Dataset items:
____________

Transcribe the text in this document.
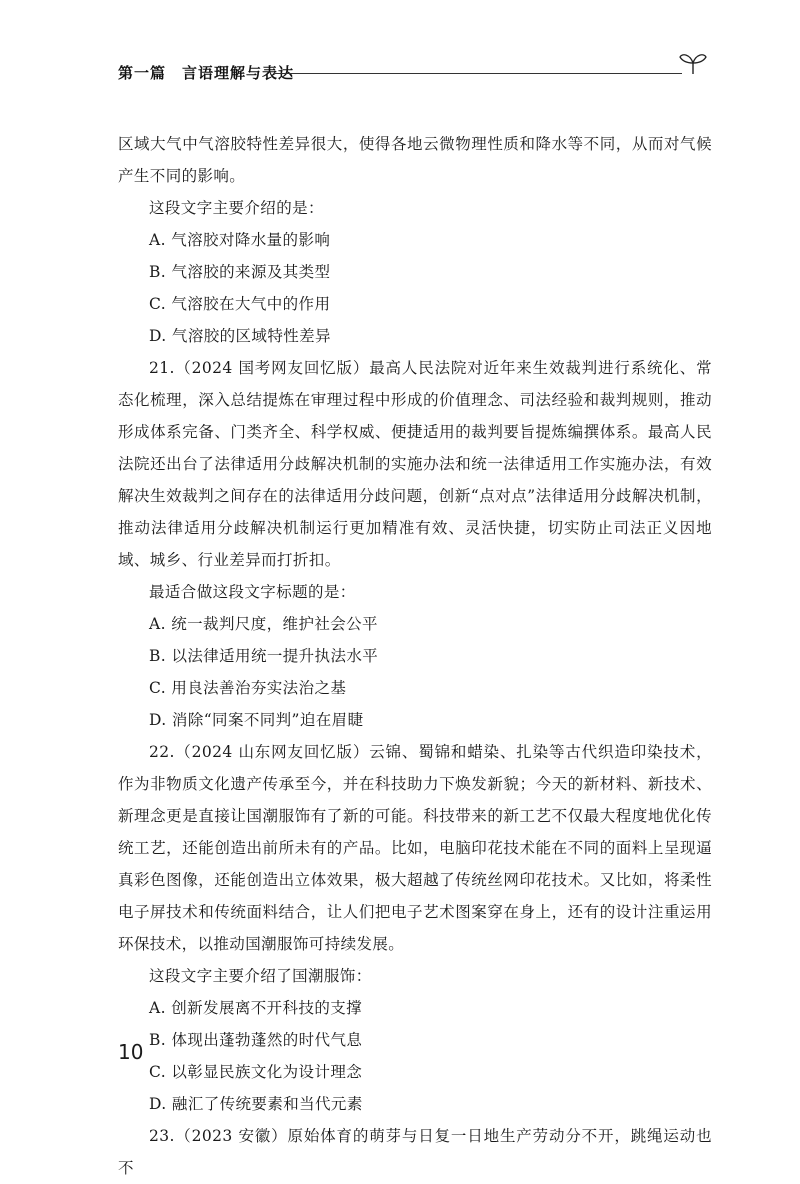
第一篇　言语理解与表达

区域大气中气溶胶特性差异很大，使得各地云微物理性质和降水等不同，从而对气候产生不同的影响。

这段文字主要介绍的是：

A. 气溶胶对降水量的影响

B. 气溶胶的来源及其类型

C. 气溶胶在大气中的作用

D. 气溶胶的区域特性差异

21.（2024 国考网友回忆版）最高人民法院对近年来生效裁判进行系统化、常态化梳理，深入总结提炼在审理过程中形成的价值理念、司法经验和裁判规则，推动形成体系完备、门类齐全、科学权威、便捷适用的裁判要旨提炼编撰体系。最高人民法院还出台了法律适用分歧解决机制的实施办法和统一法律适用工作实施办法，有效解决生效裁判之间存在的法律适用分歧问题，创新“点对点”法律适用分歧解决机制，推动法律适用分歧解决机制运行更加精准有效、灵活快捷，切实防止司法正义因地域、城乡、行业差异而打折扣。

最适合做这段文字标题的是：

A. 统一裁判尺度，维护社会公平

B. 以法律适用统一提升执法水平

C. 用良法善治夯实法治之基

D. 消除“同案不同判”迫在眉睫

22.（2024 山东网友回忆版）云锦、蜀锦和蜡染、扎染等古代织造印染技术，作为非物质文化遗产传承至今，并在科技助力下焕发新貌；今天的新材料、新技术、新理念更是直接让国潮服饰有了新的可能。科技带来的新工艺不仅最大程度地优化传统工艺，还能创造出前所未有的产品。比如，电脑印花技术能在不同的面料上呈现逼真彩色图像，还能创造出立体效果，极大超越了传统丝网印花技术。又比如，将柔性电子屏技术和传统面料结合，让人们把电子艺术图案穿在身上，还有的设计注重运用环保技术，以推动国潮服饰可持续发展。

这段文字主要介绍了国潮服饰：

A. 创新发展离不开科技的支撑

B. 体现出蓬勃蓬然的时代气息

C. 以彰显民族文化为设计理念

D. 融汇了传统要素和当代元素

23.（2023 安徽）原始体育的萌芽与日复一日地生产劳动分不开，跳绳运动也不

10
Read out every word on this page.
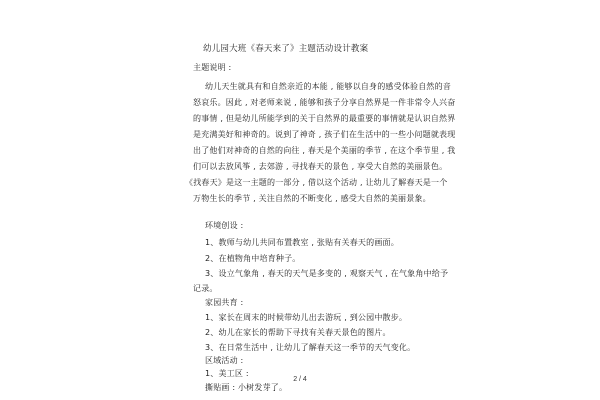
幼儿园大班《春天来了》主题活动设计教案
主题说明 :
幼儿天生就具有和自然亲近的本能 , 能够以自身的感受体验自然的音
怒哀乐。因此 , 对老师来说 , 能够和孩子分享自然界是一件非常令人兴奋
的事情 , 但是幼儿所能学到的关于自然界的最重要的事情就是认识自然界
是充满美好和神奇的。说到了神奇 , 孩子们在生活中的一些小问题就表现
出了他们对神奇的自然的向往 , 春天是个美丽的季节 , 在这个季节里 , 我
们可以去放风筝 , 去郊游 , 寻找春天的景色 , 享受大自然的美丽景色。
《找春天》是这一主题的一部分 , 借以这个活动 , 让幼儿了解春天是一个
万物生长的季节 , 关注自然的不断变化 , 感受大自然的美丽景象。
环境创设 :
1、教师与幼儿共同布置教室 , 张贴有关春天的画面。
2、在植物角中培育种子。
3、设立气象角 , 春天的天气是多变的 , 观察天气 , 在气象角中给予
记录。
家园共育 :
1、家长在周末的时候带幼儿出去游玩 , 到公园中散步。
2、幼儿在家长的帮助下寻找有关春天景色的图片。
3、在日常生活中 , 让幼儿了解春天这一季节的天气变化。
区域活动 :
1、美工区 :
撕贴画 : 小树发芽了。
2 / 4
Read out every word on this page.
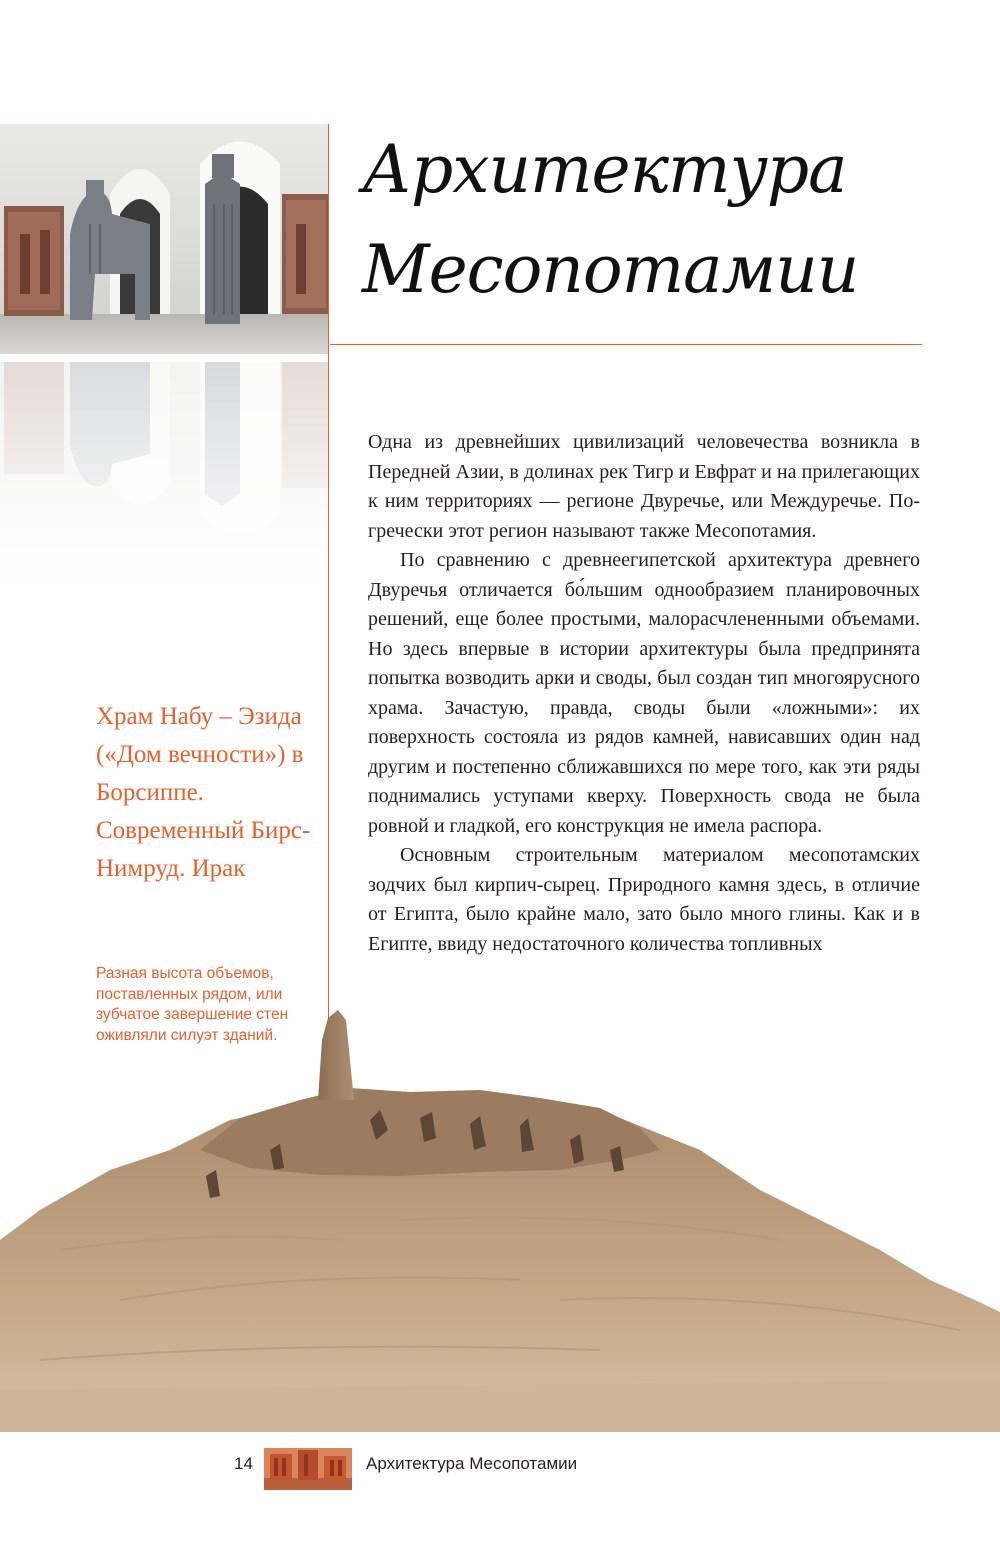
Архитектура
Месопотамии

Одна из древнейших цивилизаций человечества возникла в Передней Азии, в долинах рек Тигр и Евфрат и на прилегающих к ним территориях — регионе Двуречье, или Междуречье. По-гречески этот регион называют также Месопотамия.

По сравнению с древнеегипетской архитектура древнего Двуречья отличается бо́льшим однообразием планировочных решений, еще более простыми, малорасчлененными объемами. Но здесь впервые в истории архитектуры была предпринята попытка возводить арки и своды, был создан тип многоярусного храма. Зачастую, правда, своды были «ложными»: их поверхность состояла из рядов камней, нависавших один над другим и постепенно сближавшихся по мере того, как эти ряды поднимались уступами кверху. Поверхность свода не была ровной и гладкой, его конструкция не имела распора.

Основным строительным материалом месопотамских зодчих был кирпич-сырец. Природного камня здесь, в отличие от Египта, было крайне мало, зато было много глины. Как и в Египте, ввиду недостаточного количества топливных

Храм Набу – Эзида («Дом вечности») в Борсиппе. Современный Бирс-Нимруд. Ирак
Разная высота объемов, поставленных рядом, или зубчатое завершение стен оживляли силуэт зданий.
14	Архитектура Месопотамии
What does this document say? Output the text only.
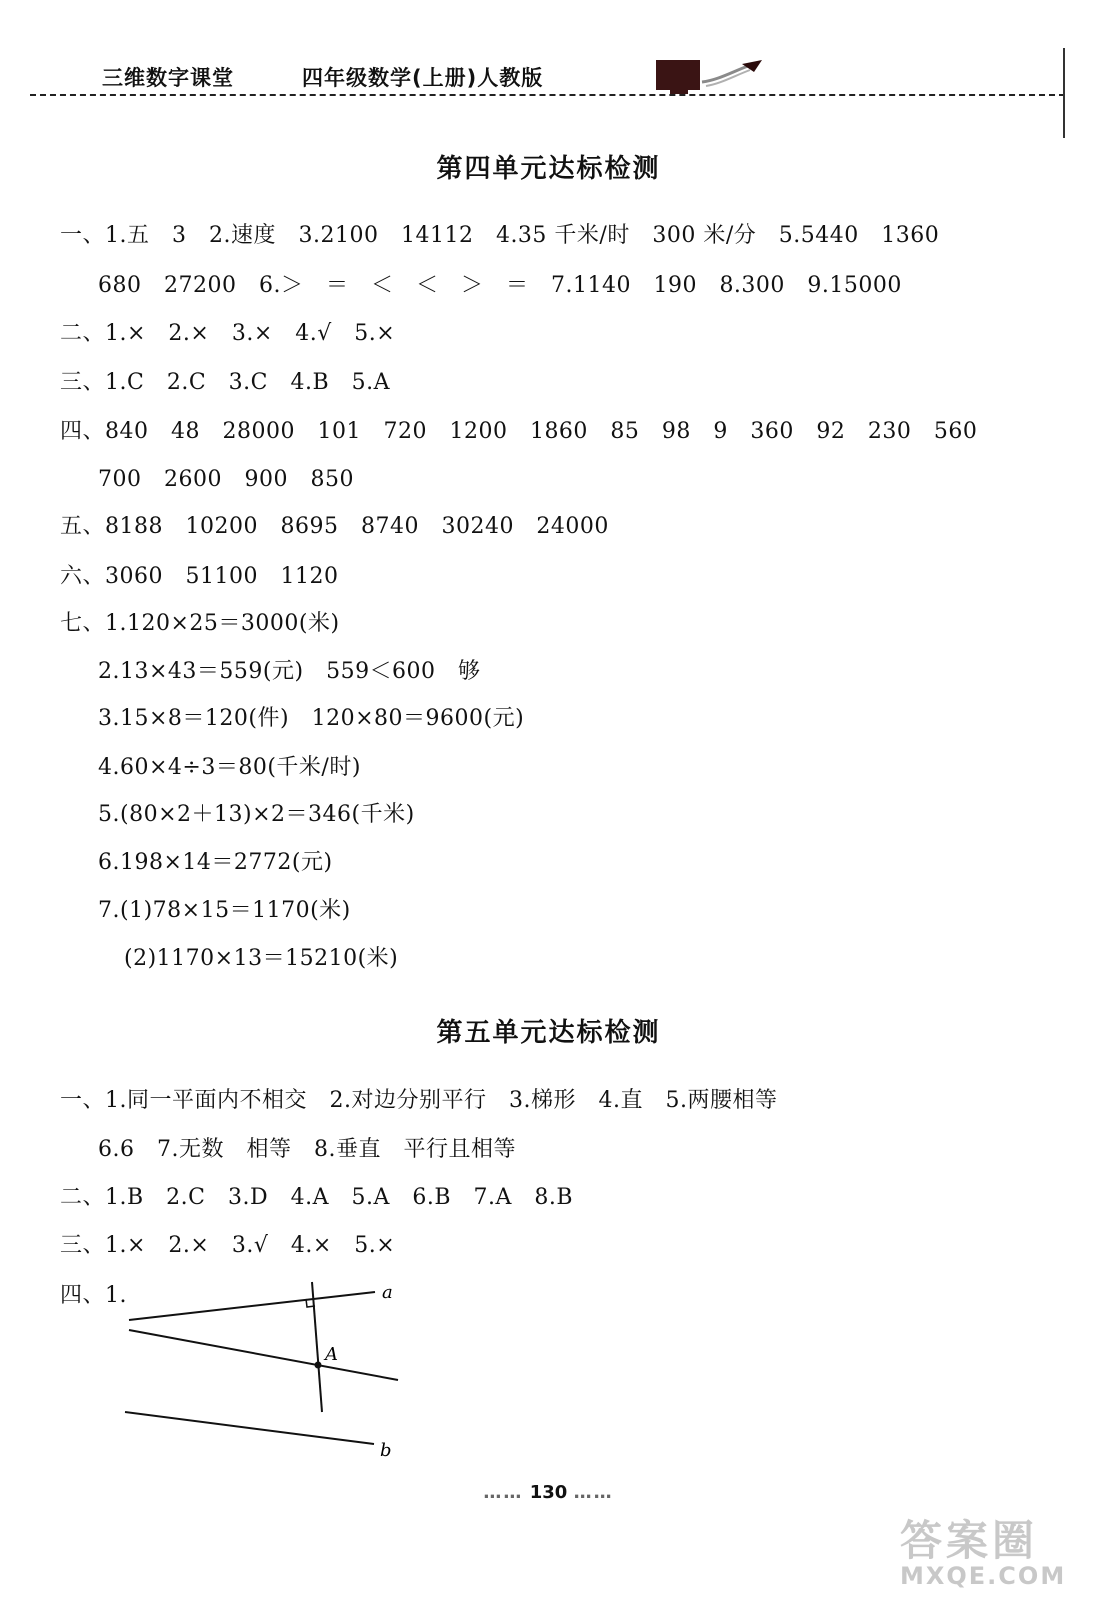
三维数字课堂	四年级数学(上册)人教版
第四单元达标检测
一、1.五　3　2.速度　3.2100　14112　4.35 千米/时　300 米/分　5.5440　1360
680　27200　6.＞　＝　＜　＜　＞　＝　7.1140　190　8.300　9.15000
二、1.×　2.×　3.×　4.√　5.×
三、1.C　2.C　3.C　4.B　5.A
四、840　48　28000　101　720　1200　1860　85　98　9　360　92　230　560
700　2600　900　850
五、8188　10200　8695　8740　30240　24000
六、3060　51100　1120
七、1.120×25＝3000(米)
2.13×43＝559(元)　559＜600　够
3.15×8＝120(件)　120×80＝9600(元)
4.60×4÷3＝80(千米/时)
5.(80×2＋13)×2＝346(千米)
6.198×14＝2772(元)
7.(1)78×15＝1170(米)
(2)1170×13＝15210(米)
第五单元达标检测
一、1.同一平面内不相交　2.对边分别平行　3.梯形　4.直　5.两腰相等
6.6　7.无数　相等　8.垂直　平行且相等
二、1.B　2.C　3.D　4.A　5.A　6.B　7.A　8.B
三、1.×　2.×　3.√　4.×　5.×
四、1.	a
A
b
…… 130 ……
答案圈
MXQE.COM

____________

# [PROBLEM DESCRIPTION]
Copy every record above exactly, leaving out any pictures.

# [PROBLEM SOLUTION]
Transcribe the text in this document.
第一篇　言语理解与表达

区域大气中气溶胶特性差异很大，使得各地云微物理性质和降水等不同，从而对气候产生不同的影响。

这段文字主要介绍的是：

A. 气溶胶对降水量的影响

B. 气溶胶的来源及其类型

C. 气溶胶在大气中的作用

D. 气溶胶的区域特性差异

21.（2024 国考网友回忆版）最高人民法院对近年来生效裁判进行系统化、常态化梳理，深入总结提炼在审理过程中形成的价值理念、司法经验和裁判规则，推动形成体系完备、门类齐全、科学权威、便捷适用的裁判要旨提炼编撰体系。最高人民法院还出台了法律适用分歧解决机制的实施办法和统一法律适用工作实施办法，有效解决生效裁判之间存在的法律适用分歧问题，创新“点对点”法律适用分歧解决机制，推动法律适用分歧解决机制运行更加精准有效、灵活快捷，切实防止司法正义因地域、城乡、行业差异而打折扣。

最适合做这段文字标题的是：

A. 统一裁判尺度，维护社会公平

B. 以法律适用统一提升执法水平

C. 用良法善治夯实法治之基

D. 消除“同案不同判”迫在眉睫

22.（2024 山东网友回忆版）云锦、蜀锦和蜡染、扎染等古代织造印染技术，作为非物质文化遗产传承至今，并在科技助力下焕发新貌；今天的新材料、新技术、新理念更是直接让国潮服饰有了新的可能。科技带来的新工艺不仅最大程度地优化传统工艺，还能创造出前所未有的产品。比如，电脑印花技术能在不同的面料上呈现逼真彩色图像，还能创造出立体效果，极大超越了传统丝网印花技术。又比如，将柔性电子屏技术和传统面料结合，让人们把电子艺术图案穿在身上，还有的设计注重运用环保技术，以推动国潮服饰可持续发展。

这段文字主要介绍了国潮服饰：

A. 创新发展离不开科技的支撑

B. 体现出蓬勃蓬然的时代气息

C. 以彰显民族文化为设计理念

D. 融汇了传统要素和当代元素

23.（2023 安徽）原始体育的萌芽与日复一日地生产劳动分不开，跳绳运动也不

10
Read out every word on this page.
幼儿园大班《春天来了》主题活动设计教案
主题说明 :
幼儿天生就具有和自然亲近的本能 , 能够以自身的感受体验自然的音
怒哀乐。因此 , 对老师来说 , 能够和孩子分享自然界是一件非常令人兴奋
的事情 , 但是幼儿所能学到的关于自然界的最重要的事情就是认识自然界
是充满美好和神奇的。说到了神奇 , 孩子们在生活中的一些小问题就表现
出了他们对神奇的自然的向往 , 春天是个美丽的季节 , 在这个季节里 , 我
们可以去放风筝 , 去郊游 , 寻找春天的景色 , 享受大自然的美丽景色。
《找春天》是这一主题的一部分 , 借以这个活动 , 让幼儿了解春天是一个
万物生长的季节 , 关注自然的不断变化 , 感受大自然的美丽景象。
环境创设 :
1、教师与幼儿共同布置教室 , 张贴有关春天的画面。
2、在植物角中培育种子。
3、设立气象角 , 春天的天气是多变的 , 观察天气 , 在气象角中给予
记录。
家园共育 :
1、家长在周末的时候带幼儿出去游玩 , 到公园中散步。
2、幼儿在家长的帮助下寻找有关春天景色的图片。
3、在日常生活中 , 让幼儿了解春天这一季节的天气变化。
区域活动 :
1、美工区 :
撕贴画 : 小树发芽了。
2 / 4
Read out every word on this page.
Архитектура
Месопотамии

Одна из древнейших цивилизаций человечества возникла в Передней Азии, в долинах рек Тигр и Евфрат и на прилегающих к ним территориях — регионе Двуречье, или Междуречье. По-гречески этот регион называют также Месопотамия.

По сравнению с древнеегипетской архитектура древнего Двуречья отличается бо́льшим однообразием планировочных решений, еще более простыми, малорасчлененными объемами. Но здесь впервые в истории архитектуры была предпринята попытка возводить арки и своды, был создан тип многоярусного храма. Зачастую, правда, своды были «ложными»: их поверхность состояла из рядов камней, нависавших один над другим и постепенно сближавшихся по мере того, как эти ряды поднимались уступами кверху. Поверхность свода не была ровной и гладкой, его конструкция не имела распора.

Основным строительным материалом месопотамских зодчих был кирпич-сырец. Природного камня здесь, в отличие от Египта, было крайне мало, зато было много глины. Как и в Египте, ввиду недостаточного количества топливных

Храм Набу – Эзида («Дом вечности») в Борсиппе. Современный Бирс-Нимруд. Ирак
Разная высота объемов, поставленных рядом, или зубчатое завершение стен оживляли силуэт зданий.
14	Архитектура Месопотамии
What does this document say? Output the text only.
三维数字课堂	四年级数学(上册)人教版
第四单元达标检测
一、1.五　3　2.速度　3.2100　14112　4.35 千米/时　300 米/分　5.5440　1360
680　27200　6.＞　＝　＜　＜　＞　＝　7.1140　190　8.300　9.15000
二、1.×　2.×　3.×　4.√　5.×
三、1.C　2.C　3.C　4.B　5.A
四、840　48　28000　101　720　1200　1860　85　98　9　360　92　230　560
700　2600　900　850
五、8188　10200　8695　8740　30240　24000
六、3060　51100　1120
七、1.120×25＝3000(米)
2.13×43＝559(元)　559＜600　够
3.15×8＝120(件)　120×80＝9600(元)
4.60×4÷3＝80(千米/时)
5.(80×2＋13)×2＝346(千米)
6.198×14＝2772(元)
7.(1)78×15＝1170(米)
(2)1170×13＝15210(米)
第五单元达标检测
一、1.同一平面内不相交　2.对边分别平行　3.梯形　4.直　5.两腰相等
6.6　7.无数　相等　8.垂直　平行且相等
二、1.B　2.C　3.D　4.A　5.A　6.B　7.A　8.B
三、1.×　2.×　3.√　4.×　5.×
四、1.	a
A
b
…… 130 ……
答案圈
MXQE.COM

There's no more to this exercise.